• _Problem description_
Only lines with the string "intensity" should be returned from the data below.

+ + + + + + +

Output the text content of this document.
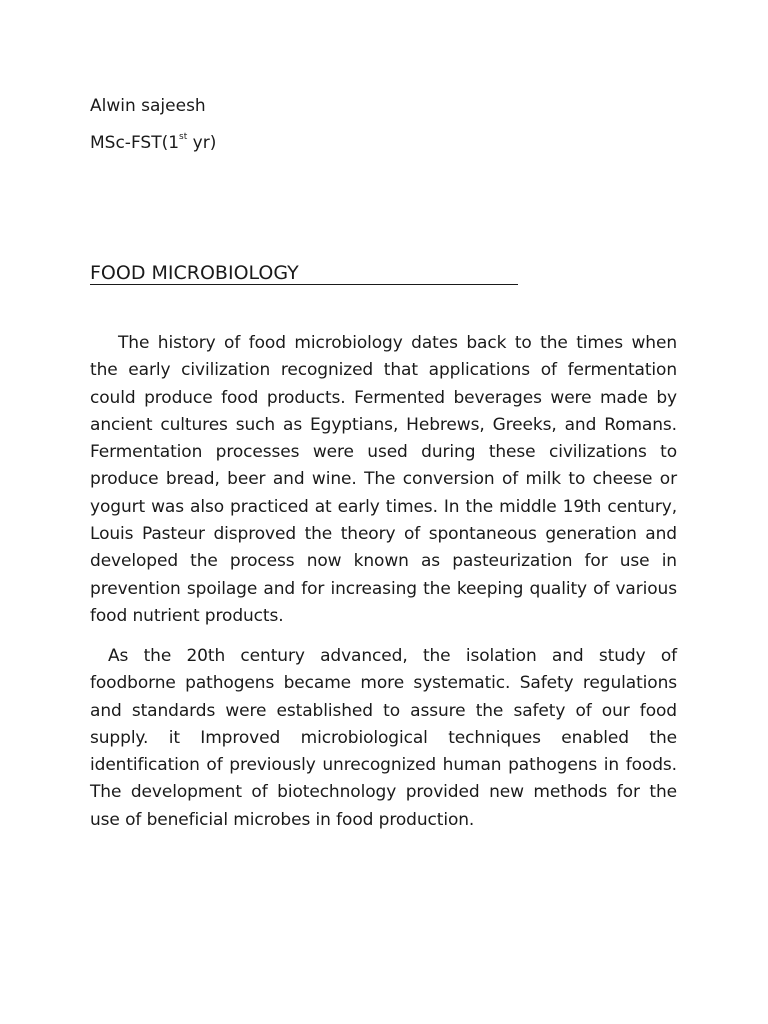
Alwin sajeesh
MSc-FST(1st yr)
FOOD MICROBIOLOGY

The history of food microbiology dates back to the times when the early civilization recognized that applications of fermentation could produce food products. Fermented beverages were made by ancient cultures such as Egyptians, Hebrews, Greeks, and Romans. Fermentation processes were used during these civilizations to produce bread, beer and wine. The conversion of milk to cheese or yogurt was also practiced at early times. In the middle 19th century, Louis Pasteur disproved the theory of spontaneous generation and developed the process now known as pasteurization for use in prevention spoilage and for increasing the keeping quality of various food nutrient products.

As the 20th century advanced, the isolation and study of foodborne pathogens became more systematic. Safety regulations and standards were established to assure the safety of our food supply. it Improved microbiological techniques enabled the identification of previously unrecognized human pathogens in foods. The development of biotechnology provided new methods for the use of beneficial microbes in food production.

+ + + + + + +

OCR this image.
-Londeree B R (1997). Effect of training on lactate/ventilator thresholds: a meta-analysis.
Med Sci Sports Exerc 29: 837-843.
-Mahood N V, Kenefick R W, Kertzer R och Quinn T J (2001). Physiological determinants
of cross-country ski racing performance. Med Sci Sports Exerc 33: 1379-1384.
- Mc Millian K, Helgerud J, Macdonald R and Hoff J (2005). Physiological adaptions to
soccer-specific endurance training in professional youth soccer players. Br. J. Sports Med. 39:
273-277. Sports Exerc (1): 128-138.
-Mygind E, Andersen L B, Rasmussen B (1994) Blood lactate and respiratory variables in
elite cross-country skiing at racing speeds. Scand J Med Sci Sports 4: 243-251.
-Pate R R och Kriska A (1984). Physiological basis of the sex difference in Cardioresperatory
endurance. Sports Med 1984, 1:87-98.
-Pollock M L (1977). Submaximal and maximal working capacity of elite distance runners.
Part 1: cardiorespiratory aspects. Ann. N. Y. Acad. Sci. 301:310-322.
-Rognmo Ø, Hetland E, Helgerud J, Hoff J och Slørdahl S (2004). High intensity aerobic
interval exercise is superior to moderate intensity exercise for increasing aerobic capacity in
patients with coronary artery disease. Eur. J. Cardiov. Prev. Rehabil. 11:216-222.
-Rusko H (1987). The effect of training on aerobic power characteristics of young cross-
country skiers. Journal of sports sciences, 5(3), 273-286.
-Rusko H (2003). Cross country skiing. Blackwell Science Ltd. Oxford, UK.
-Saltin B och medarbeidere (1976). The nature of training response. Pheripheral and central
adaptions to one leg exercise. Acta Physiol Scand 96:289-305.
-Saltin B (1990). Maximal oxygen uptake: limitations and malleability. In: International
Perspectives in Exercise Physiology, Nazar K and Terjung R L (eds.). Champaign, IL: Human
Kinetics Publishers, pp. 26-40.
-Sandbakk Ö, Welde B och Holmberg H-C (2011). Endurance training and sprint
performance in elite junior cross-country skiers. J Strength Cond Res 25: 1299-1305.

+ + + + + + +

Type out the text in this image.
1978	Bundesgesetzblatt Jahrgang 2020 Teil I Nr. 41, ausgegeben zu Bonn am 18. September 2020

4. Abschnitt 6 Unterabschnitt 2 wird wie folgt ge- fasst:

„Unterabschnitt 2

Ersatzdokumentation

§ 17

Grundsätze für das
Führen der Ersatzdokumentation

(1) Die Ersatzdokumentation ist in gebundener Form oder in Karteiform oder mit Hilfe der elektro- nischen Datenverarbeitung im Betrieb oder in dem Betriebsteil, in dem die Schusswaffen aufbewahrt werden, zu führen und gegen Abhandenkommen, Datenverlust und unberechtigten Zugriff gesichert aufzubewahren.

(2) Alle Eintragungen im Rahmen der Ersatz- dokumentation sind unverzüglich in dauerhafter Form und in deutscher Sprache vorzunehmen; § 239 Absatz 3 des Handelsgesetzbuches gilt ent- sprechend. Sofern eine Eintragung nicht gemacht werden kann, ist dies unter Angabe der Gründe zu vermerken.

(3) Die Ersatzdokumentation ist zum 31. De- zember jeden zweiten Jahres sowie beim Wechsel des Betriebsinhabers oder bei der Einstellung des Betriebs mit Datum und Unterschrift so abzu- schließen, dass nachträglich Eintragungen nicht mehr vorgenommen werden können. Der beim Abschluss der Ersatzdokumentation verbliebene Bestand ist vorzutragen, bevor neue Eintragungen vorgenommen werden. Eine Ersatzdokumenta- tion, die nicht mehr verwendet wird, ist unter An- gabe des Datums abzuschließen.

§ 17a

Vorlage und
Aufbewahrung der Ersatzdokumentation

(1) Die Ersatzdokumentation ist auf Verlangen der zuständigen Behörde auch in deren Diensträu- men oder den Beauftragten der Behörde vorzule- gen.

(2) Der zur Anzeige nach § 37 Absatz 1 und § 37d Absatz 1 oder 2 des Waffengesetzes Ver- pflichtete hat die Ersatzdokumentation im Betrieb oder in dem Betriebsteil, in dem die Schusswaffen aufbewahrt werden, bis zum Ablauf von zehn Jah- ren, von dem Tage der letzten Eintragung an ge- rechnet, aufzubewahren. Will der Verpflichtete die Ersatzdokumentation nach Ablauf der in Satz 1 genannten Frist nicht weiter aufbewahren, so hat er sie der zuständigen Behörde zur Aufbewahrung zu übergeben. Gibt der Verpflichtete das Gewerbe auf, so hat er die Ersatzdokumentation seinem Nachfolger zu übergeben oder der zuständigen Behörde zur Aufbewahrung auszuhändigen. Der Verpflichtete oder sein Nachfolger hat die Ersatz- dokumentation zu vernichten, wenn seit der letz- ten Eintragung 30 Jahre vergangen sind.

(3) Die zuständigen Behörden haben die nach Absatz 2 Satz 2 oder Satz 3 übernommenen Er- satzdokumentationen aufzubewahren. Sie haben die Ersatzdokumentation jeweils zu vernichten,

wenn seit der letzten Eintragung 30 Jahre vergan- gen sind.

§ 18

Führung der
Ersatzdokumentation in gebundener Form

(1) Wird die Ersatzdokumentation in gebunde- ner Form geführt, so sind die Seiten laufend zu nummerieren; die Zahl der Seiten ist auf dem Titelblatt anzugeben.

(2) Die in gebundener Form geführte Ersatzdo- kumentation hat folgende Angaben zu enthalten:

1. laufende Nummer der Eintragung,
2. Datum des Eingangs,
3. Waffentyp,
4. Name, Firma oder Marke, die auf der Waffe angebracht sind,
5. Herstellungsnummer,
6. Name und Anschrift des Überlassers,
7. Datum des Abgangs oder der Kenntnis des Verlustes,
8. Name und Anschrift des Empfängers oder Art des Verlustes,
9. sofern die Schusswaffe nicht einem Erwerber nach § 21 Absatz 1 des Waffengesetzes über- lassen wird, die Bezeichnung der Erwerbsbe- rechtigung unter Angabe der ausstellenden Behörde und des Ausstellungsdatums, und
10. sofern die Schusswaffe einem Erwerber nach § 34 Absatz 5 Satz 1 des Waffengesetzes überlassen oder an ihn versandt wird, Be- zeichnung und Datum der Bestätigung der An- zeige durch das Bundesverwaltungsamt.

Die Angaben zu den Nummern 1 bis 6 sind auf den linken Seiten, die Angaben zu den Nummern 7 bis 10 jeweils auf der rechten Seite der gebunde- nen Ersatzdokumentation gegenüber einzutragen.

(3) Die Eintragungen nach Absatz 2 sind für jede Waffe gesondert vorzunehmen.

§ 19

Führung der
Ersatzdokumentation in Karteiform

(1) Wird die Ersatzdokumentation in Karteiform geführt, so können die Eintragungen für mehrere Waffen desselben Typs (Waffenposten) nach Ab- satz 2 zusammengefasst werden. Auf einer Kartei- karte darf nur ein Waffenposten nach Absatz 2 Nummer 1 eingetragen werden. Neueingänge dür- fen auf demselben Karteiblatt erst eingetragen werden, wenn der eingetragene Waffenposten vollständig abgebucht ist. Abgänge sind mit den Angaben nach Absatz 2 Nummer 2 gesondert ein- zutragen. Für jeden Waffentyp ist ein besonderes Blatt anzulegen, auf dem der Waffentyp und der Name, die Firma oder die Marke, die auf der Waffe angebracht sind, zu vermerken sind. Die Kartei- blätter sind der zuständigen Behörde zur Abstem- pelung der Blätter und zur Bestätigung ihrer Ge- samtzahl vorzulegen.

+ + + + + + +

• _Written answer_
-Rognmo Ø, Hetland E, Helgerud J, Hoff J och Slørdahl S (2004). High intensity aerobic
interval exercise is superior to moderate intensity exercise for increasing aerobic capacity in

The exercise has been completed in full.